Segment Start: Page text

The original brick building was an L-shaped block consisting of six classrooms. Located in the southern part of town, the site in 1922 was covered in thick bush and drainage of the ground proved an early problem.

The first director of the school was Mr J. Hutton, M.A. and in 1923 there were 10 staff.

In the first year, Greymouth High School offered classes for Third, Fourth and Fifth Forms, commercial (two) and engineering. Evening classes were held in academic, commercial and trades subjects. There were 210 day-school pupils.

A library was established during the first year of operation, but as the number of classrooms was inadequate, it became a typing room and the books were housed in a classroom until more recent years.

Twelve prefects were appointed from 1923 and the school was divided into four tribes. This assisted in the organisation of sporting activities. A school cadet corps flourished in 1923 and a camera and dramatic club were established in 1924. The Māwhera Gazette, the school's magazine, was first published in 1924.

The school experienced declining rolls during the late 1980s and early 1990s but numbers began to build again and in 1993 the school roll numbered 650 with 40 staff.

=== Building additions ===
To address the increasing roll numbers, additions were made to the original building. A block of three classrooms was added in 1925 and in 1930 a further block of three classrooms was built. A technical block was added in 1939 consisting of woodwork, engineering and technical drawing rooms. A homecraft block was added in 1940 comprising dressmaking and cooking rooms, laundry and model flat and completing a four-sided arrangement of buildings. Plumbing and motor sops were added later.

Wartime economy and post-war shortages halted the building programme.

From 1953, a period of great expansion commenced when a technical drawing room and two extra classrooms were built. These were followed in 1955 with an administration block, assembly hall, music, art, commercial and other classrooms. In 1956 a social studies block and library were added and a gymnasium was opened in 1957.

Five years after the school was opened, a hostel to accommodate country pupils was built about a quarter of a mile from the school. In 1957 this was expanded by the addition of a dormitory and ablution block and the enlargement of the dining room and kitchen facilities.

==Māwhera Services Academy==
Greymouth High School established Māwhera Services Academy (MSA) in 2002, a military oriented course, with funding from the Tertiary Education Commission, New Zealand. There are now over 25 service academies throughout New Zealand.

===Karoro Learning===
Greymouth High School established Karoro Learning in 1994 who specialised in training job-seekers both on-campus and as an early distance learning provider throughout New Zealand (branded Learn@Home).

Karoro Learning was sold to Front-line Training Consultancy Ltd in 2015.

Segment End: Page text
Segment Start: Supplied material

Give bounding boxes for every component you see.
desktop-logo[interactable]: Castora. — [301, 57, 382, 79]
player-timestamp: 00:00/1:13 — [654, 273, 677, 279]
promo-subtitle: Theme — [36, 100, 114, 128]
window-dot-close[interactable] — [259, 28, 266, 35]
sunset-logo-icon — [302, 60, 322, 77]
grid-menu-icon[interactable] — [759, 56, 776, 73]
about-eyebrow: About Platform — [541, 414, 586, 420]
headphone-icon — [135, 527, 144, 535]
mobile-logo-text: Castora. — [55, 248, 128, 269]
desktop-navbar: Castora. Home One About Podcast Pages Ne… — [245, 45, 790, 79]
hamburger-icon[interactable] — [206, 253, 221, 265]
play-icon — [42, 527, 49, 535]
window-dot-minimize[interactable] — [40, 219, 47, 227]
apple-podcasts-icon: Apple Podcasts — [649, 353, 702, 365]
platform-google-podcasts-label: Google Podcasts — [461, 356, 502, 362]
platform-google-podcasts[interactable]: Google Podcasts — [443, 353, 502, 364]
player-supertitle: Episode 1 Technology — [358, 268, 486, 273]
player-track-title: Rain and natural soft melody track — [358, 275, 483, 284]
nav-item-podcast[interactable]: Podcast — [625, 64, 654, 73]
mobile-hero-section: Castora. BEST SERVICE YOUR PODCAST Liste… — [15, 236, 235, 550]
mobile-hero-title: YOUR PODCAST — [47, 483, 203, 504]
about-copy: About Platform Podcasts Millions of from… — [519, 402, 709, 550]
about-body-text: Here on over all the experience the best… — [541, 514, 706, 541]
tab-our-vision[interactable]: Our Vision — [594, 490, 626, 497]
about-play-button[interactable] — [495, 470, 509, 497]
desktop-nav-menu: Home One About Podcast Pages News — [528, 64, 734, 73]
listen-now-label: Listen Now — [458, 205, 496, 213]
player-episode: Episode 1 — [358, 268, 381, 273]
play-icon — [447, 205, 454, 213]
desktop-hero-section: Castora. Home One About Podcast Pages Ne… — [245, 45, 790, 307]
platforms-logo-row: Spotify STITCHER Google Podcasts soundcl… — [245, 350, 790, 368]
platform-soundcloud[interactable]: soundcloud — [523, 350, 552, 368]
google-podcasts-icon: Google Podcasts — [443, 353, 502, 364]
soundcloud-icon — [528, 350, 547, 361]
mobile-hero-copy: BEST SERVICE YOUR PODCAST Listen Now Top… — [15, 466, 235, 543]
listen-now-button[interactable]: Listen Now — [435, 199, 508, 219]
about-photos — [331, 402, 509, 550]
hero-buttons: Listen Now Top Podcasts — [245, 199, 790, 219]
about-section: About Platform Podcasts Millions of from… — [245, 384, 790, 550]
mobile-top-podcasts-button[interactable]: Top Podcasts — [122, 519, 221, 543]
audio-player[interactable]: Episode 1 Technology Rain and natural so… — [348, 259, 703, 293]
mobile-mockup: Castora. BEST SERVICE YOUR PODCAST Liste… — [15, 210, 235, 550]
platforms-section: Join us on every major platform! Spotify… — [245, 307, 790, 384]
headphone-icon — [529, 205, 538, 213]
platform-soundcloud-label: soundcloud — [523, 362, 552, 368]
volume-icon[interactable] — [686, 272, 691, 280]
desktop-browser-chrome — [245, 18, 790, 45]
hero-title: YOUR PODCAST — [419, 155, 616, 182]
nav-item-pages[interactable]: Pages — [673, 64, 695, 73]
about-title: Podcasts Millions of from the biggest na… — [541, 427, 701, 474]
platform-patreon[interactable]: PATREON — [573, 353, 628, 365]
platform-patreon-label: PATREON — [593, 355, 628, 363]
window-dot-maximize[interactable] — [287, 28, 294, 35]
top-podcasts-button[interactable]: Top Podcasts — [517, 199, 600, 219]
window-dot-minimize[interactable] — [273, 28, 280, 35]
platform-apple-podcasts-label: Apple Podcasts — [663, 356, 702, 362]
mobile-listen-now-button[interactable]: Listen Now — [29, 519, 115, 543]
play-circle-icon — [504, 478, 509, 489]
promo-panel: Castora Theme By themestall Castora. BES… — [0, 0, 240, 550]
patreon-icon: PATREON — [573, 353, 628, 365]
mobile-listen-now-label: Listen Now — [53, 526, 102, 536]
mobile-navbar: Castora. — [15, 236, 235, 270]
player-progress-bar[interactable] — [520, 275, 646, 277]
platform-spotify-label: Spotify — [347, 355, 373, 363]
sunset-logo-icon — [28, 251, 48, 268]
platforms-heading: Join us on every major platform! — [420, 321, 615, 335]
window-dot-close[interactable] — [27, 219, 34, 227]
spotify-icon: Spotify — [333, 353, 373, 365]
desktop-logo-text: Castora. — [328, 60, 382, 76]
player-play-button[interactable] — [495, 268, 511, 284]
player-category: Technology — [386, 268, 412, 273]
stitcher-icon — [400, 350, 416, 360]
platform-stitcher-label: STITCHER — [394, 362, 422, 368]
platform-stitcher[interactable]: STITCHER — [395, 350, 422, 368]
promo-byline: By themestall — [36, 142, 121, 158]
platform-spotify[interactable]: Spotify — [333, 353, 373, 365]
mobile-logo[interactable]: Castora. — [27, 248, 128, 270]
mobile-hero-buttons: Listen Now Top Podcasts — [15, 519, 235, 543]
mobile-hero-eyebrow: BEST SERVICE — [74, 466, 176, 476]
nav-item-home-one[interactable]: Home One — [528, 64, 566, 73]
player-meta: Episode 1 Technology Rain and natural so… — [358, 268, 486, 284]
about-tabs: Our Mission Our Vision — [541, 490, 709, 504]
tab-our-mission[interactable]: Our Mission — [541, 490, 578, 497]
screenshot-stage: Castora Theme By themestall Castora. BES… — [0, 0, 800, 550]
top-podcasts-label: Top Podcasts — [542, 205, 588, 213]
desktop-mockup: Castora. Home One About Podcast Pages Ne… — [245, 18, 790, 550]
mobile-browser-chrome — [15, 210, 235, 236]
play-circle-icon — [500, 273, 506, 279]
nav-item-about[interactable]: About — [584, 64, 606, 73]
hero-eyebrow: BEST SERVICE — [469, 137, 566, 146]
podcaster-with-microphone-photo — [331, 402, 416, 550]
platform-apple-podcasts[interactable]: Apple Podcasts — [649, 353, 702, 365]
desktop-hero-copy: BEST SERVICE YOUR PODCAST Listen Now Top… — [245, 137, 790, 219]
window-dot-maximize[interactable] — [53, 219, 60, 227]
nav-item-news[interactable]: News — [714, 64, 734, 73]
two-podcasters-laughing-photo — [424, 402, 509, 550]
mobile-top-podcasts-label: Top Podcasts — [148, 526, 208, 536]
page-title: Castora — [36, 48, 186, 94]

Segment End: Supplied material

Work to be completed:
Do the following statements agree with the Greymouth High School text? For each one, answer yes or no and quote the words from the text that decide it.
1. The school's first director was Mr J. Hutton.
2. A gymnasium was opened at the school in 1955.
3. Karoro Learning was sold in 2015 to the Tertiary Education Commission.
Use only the Greymouth High School text to answer.

Expected answer:
1. Yes: "The first director of the school was Mr J. Hutton, M.A."
2. No: "a gymnasium was opened in 1957."
3. No: "Karoro Learning was sold to Front-line Training Consultancy Ltd in 2015."